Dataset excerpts

___

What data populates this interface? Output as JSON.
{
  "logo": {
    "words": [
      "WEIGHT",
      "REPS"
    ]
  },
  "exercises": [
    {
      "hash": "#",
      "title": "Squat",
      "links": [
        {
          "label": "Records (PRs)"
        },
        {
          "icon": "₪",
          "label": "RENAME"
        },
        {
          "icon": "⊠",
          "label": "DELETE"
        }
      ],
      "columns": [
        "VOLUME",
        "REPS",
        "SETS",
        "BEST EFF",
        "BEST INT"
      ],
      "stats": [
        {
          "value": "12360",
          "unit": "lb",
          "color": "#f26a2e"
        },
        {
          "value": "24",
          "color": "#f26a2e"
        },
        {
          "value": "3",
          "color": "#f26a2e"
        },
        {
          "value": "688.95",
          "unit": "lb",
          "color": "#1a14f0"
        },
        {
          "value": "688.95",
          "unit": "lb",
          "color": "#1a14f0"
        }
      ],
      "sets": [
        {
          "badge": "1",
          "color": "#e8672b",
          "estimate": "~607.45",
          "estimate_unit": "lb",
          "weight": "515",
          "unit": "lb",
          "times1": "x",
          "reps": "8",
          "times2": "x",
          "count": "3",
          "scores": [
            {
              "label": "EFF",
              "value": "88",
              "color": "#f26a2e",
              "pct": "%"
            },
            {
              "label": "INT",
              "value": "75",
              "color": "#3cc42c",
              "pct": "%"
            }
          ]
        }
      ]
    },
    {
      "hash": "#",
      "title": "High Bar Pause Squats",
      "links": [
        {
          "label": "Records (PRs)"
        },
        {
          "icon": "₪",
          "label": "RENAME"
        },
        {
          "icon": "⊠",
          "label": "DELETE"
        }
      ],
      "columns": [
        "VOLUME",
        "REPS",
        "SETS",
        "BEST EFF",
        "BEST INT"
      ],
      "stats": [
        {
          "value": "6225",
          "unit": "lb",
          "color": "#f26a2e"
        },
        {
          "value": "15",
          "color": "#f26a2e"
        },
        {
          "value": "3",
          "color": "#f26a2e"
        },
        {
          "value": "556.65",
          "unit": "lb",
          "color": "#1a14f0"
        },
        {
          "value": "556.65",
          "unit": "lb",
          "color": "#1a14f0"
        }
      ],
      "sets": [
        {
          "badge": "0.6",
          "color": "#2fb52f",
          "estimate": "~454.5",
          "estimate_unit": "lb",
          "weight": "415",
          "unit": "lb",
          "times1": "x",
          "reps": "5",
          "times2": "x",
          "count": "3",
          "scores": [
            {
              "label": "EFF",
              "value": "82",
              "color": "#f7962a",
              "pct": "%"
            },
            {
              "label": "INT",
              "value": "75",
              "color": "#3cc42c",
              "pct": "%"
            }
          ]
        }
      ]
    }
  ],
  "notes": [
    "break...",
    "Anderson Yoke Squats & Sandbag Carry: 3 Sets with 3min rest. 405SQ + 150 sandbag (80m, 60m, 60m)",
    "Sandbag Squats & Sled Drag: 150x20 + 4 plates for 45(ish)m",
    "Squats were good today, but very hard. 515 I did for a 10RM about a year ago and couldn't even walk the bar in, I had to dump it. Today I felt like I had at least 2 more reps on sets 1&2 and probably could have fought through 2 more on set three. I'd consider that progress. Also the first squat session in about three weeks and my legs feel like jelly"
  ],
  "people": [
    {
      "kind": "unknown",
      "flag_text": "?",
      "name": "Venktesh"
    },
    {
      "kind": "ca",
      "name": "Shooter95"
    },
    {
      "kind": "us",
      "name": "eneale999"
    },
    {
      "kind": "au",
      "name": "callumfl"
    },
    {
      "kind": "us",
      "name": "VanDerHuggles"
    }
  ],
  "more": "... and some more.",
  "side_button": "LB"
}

___

**Exercise goal**.
Please list every line of the records that contains "title".

**Reply to the exercise**.
      "title": "Squat",
      "title": "High Bar Pause Squats",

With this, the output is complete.